Data entries

····················

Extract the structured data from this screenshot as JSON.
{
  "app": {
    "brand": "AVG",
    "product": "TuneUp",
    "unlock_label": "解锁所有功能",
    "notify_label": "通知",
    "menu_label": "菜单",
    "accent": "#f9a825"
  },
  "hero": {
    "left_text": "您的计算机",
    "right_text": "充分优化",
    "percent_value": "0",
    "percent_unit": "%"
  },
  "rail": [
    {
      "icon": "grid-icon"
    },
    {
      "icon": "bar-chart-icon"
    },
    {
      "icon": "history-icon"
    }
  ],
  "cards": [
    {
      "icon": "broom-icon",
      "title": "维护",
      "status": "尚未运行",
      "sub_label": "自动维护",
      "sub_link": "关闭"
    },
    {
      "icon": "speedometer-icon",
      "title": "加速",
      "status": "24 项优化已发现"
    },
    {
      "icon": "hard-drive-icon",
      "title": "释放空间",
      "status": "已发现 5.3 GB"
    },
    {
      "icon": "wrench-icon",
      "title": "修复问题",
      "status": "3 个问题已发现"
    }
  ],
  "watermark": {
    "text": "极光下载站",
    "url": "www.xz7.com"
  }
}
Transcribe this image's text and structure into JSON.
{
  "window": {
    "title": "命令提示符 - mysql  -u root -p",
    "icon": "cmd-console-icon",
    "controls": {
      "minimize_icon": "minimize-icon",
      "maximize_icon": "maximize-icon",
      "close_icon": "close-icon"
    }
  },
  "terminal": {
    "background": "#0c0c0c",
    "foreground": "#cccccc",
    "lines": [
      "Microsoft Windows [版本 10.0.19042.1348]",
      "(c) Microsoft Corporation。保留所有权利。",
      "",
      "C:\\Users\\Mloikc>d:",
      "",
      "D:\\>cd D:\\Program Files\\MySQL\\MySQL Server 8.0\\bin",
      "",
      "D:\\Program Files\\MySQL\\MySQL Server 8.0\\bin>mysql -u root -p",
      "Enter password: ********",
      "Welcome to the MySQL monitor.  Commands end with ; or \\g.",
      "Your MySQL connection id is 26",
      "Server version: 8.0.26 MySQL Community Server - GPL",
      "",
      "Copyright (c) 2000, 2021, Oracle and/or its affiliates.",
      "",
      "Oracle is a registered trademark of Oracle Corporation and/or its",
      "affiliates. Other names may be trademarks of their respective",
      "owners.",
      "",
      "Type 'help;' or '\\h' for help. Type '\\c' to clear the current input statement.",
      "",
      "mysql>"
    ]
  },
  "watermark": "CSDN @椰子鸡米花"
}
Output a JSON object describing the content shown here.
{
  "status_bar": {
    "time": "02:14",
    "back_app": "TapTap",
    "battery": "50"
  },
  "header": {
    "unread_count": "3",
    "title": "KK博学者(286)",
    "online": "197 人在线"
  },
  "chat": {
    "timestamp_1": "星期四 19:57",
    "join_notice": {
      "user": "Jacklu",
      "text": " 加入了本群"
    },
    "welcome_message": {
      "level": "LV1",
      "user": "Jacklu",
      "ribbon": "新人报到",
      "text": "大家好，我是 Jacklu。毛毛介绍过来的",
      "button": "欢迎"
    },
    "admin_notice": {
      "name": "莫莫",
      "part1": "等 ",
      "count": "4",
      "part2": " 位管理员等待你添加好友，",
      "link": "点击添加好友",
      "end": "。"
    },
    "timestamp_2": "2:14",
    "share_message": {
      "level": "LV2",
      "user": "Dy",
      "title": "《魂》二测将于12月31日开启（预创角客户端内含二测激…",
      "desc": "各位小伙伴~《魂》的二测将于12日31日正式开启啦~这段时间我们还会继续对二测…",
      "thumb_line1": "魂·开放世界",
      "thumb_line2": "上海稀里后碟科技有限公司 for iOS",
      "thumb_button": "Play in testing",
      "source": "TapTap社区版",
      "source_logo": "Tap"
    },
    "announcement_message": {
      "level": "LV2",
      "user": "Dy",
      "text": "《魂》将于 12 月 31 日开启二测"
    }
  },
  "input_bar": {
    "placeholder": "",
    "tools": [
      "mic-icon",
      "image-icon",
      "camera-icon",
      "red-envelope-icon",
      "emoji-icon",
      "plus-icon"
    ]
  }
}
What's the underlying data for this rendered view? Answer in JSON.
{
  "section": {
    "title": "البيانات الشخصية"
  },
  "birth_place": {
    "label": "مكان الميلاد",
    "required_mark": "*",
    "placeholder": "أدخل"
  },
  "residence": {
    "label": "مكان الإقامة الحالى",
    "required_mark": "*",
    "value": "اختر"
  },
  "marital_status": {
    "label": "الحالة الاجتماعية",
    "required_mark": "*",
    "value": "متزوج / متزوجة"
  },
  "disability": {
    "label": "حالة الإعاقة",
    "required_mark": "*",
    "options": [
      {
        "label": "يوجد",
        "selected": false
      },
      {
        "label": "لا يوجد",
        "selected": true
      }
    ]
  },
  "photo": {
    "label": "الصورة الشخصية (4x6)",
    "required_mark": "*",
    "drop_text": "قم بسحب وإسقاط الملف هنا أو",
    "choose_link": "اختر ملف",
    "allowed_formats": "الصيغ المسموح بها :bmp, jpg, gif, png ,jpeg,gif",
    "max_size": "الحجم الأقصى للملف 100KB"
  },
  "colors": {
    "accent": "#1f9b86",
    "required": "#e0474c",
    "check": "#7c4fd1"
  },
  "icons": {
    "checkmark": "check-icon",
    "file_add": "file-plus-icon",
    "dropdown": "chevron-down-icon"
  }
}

····················

Aim of the exercise — Copy all the records above precisely.

Response —
Extract the structured data from this screenshot as JSON.
{
  "app": {
    "brand": "AVG",
    "product": "TuneUp",
    "unlock_label": "解锁所有功能",
    "notify_label": "通知",
    "menu_label": "菜单",
    "accent": "#f9a825"
  },
  "hero": {
    "left_text": "您的计算机",
    "right_text": "充分优化",
    "percent_value": "0",
    "percent_unit": "%"
  },
  "rail": [
    {
      "icon": "grid-icon"
    },
    {
      "icon": "bar-chart-icon"
    },
    {
      "icon": "history-icon"
    }
  ],
  "cards": [
    {
      "icon": "broom-icon",
      "title": "维护",
      "status": "尚未运行",
      "sub_label": "自动维护",
      "sub_link": "关闭"
    },
    {
      "icon": "speedometer-icon",
      "title": "加速",
      "status": "24 项优化已发现"
    },
    {
      "icon": "hard-drive-icon",
      "title": "释放空间",
      "status": "已发现 5.3 GB"
    },
    {
      "icon": "wrench-icon",
      "title": "修复问题",
      "status": "3 个问题已发现"
    }
  ],
  "watermark": {
    "text": "极光下载站",
    "url": "www.xz7.com"
  }
}
Transcribe this image's text and structure into JSON.
{
  "window": {
    "title": "命令提示符 - mysql  -u root -p",
    "icon": "cmd-console-icon",
    "controls": {
      "minimize_icon": "minimize-icon",
      "maximize_icon": "maximize-icon",
      "close_icon": "close-icon"
    }
  },
  "terminal": {
    "background": "#0c0c0c",
    "foreground": "#cccccc",
    "lines": [
      "Microsoft Windows [版本 10.0.19042.1348]",
      "(c) Microsoft Corporation。保留所有权利。",
      "",
      "C:\\Users\\Mloikc>d:",
      "",
      "D:\\>cd D:\\Program Files\\MySQL\\MySQL Server 8.0\\bin",
      "",
      "D:\\Program Files\\MySQL\\MySQL Server 8.0\\bin>mysql -u root -p",
      "Enter password: ********",
      "Welcome to the MySQL monitor.  Commands end with ; or \\g.",
      "Your MySQL connection id is 26",
      "Server version: 8.0.26 MySQL Community Server - GPL",
      "",
      "Copyright (c) 2000, 2021, Oracle and/or its affiliates.",
      "",
      "Oracle is a registered trademark of Oracle Corporation and/or its",
      "affiliates. Other names may be trademarks of their respective",
      "owners.",
      "",
      "Type 'help;' or '\\h' for help. Type '\\c' to clear the current input statement.",
      "",
      "mysql>"
    ]
  },
  "watermark": "CSDN @椰子鸡米花"
}
Output a JSON object describing the content shown here.
{
  "status_bar": {
    "time": "02:14",
    "back_app": "TapTap",
    "battery": "50"
  },
  "header": {
    "unread_count": "3",
    "title": "KK博学者(286)",
    "online": "197 人在线"
  },
  "chat": {
    "timestamp_1": "星期四 19:57",
    "join_notice": {
      "user": "Jacklu",
      "text": " 加入了本群"
    },
    "welcome_message": {
      "level": "LV1",
      "user": "Jacklu",
      "ribbon": "新人报到",
      "text": "大家好，我是 Jacklu。毛毛介绍过来的",
      "button": "欢迎"
    },
    "admin_notice": {
      "name": "莫莫",
      "part1": "等 ",
      "count": "4",
      "part2": " 位管理员等待你添加好友，",
      "link": "点击添加好友",
      "end": "。"
    },
    "timestamp_2": "2:14",
    "share_message": {
      "level": "LV2",
      "user": "Dy",
      "title": "《魂》二测将于12月31日开启（预创角客户端内含二测激…",
      "desc": "各位小伙伴~《魂》的二测将于12日31日正式开启啦~这段时间我们还会继续对二测…",
      "thumb_line1": "魂·开放世界",
      "thumb_line2": "上海稀里后碟科技有限公司 for iOS",
      "thumb_button": "Play in testing",
      "source": "TapTap社区版",
      "source_logo": "Tap"
    },
    "announcement_message": {
      "level": "LV2",
      "user": "Dy",
      "text": "《魂》将于 12 月 31 日开启二测"
    }
  },
  "input_bar": {
    "placeholder": "",
    "tools": [
      "mic-icon",
      "image-icon",
      "camera-icon",
      "red-envelope-icon",
      "emoji-icon",
      "plus-icon"
    ]
  }
}
What's the underlying data for this rendered view? Answer in JSON.
{
  "section": {
    "title": "البيانات الشخصية"
  },
  "birth_place": {
    "label": "مكان الميلاد",
    "required_mark": "*",
    "placeholder": "أدخل"
  },
  "residence": {
    "label": "مكان الإقامة الحالى",
    "required_mark": "*",
    "value": "اختر"
  },
  "marital_status": {
    "label": "الحالة الاجتماعية",
    "required_mark": "*",
    "value": "متزوج / متزوجة"
  },
  "disability": {
    "label": "حالة الإعاقة",
    "required_mark": "*",
    "options": [
      {
        "label": "يوجد",
        "selected": false
      },
      {
        "label": "لا يوجد",
        "selected": true
      }
    ]
  },
  "photo": {
    "label": "الصورة الشخصية (4x6)",
    "required_mark": "*",
    "drop_text": "قم بسحب وإسقاط الملف هنا أو",
    "choose_link": "اختر ملف",
    "allowed_formats": "الصيغ المسموح بها :bmp, jpg, gif, png ,jpeg,gif",
    "max_size": "الحجم الأقصى للملف 100KB"
  },
  "colors": {
    "accent": "#1f9b86",
    "required": "#e0474c",
    "check": "#7c4fd1"
  },
  "icons": {
    "checkmark": "check-icon",
    "file_add": "file-plus-icon",
    "dropdown": "chevron-down-icon"
  }
}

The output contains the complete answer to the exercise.